Lines containing the word "header" are to be located and copied.

[Figure data in JSON]
****************************************

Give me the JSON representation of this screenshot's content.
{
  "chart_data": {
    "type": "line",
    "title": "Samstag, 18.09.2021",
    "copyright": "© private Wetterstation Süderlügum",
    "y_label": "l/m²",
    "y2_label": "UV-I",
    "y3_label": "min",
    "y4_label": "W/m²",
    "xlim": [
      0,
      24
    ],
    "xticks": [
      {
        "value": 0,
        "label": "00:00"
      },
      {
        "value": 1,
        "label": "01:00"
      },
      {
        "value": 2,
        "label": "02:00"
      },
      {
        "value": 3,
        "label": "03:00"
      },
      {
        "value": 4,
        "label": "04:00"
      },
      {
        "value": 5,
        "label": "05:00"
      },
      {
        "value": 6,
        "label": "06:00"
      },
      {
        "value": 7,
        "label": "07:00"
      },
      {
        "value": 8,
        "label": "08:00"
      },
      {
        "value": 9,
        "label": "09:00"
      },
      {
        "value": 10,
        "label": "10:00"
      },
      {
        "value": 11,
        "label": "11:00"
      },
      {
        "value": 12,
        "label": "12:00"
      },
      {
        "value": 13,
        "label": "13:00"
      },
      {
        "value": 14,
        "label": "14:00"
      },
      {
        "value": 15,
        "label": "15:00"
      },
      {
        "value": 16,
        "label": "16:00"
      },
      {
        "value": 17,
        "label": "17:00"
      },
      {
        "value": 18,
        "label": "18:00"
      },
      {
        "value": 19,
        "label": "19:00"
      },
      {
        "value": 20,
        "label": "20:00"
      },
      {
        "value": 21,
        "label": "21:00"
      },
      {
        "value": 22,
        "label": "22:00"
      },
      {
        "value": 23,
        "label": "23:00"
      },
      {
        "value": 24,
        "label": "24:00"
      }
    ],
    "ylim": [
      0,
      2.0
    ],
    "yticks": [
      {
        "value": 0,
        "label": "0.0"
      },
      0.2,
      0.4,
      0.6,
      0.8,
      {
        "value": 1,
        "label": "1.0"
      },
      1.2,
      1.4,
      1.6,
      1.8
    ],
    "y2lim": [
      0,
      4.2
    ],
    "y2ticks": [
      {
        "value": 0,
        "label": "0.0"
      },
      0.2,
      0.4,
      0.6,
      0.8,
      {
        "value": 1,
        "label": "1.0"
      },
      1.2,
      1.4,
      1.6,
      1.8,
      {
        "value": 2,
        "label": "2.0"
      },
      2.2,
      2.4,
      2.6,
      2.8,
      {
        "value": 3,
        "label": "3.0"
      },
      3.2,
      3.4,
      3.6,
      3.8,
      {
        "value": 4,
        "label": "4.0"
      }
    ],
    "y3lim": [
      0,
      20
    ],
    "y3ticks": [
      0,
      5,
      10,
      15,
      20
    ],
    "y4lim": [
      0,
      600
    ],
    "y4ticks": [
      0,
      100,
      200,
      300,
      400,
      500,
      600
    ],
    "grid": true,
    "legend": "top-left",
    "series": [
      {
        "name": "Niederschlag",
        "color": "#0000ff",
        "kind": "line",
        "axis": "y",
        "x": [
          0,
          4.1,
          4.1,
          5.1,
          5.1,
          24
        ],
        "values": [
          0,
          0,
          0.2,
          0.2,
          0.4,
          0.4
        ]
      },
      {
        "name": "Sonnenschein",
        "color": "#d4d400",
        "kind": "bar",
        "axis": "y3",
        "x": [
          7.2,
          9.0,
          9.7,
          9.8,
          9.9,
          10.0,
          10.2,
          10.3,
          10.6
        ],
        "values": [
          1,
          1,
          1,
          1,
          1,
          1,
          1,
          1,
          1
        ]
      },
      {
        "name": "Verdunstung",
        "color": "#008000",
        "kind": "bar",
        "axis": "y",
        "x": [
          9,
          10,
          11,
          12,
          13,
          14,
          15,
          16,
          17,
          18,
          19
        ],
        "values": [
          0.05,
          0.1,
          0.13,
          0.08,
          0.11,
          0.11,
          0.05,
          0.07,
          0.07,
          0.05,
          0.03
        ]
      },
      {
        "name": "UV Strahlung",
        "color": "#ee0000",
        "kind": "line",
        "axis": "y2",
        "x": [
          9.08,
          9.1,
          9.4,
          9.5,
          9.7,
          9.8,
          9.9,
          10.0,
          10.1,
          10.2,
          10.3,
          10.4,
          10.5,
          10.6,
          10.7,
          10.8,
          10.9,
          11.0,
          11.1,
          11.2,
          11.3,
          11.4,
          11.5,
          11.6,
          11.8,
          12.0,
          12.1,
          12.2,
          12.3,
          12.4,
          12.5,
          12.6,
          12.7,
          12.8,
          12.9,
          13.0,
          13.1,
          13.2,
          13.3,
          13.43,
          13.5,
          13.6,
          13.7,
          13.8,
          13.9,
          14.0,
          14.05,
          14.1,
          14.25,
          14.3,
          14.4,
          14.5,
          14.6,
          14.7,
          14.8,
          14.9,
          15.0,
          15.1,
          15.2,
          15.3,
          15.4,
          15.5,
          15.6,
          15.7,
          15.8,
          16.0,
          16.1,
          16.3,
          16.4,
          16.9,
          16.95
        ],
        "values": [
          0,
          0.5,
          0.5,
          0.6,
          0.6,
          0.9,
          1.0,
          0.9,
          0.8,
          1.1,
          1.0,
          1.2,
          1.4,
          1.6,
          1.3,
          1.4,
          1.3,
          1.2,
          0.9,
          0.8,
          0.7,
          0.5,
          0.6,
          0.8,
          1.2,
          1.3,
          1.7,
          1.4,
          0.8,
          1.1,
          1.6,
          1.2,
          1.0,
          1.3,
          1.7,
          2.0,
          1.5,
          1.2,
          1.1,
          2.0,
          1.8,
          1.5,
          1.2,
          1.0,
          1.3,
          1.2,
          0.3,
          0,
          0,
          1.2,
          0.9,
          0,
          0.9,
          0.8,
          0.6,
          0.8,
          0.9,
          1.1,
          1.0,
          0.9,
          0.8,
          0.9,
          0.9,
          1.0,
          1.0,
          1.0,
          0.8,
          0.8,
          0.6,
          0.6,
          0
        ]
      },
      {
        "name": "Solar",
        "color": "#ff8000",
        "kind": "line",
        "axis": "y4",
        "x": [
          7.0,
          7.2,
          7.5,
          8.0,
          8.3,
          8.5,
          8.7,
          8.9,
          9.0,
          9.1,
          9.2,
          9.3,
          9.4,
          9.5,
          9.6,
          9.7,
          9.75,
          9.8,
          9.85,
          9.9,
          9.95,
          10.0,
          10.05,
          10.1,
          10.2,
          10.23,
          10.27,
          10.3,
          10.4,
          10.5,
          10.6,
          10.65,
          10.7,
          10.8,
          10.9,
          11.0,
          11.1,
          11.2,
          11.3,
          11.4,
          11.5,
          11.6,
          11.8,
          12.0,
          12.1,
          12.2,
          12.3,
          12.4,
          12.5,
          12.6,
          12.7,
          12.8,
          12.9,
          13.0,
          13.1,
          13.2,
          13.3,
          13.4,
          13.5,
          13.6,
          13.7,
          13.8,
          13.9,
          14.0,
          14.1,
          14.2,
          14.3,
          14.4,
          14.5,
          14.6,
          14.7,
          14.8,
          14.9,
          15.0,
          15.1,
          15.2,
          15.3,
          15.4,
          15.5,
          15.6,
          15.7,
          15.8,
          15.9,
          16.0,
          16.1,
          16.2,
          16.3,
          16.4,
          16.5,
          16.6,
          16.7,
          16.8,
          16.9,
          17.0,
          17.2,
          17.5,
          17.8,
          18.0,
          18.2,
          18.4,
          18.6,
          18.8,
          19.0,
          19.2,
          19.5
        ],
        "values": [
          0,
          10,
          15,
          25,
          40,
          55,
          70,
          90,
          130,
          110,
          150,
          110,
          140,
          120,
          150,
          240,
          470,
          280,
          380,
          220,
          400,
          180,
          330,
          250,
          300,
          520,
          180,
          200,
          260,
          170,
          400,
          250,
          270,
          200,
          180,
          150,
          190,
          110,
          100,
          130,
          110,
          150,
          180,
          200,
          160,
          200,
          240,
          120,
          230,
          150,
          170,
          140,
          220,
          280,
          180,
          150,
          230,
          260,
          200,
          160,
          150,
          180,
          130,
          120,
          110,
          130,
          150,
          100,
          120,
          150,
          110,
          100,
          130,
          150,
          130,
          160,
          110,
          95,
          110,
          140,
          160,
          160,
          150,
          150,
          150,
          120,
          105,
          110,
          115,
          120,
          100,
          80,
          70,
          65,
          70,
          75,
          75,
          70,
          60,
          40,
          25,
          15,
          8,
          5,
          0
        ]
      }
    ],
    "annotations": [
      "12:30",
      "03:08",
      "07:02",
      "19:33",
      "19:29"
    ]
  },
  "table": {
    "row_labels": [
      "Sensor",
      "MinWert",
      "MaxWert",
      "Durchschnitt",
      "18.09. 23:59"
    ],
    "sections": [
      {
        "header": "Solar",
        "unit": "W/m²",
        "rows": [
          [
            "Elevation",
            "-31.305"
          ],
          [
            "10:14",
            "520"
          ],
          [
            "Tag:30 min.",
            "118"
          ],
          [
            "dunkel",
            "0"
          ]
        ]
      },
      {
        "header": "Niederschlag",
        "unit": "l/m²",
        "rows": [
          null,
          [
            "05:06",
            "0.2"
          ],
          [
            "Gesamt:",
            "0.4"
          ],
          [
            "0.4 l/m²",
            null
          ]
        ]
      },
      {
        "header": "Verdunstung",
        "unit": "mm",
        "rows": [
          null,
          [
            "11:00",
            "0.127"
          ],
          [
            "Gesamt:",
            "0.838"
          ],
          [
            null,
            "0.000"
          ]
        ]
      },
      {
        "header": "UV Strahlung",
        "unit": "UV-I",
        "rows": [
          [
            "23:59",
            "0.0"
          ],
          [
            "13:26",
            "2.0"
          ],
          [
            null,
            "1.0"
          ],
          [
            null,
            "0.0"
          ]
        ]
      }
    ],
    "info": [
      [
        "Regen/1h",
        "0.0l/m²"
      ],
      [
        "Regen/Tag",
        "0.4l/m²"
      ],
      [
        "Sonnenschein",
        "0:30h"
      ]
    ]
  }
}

****************************************

_Solution below_:
        "header": "Solar",
        "header": "Niederschlag",
        "header": "Verdunstung",
        "header": "UV Strahlung",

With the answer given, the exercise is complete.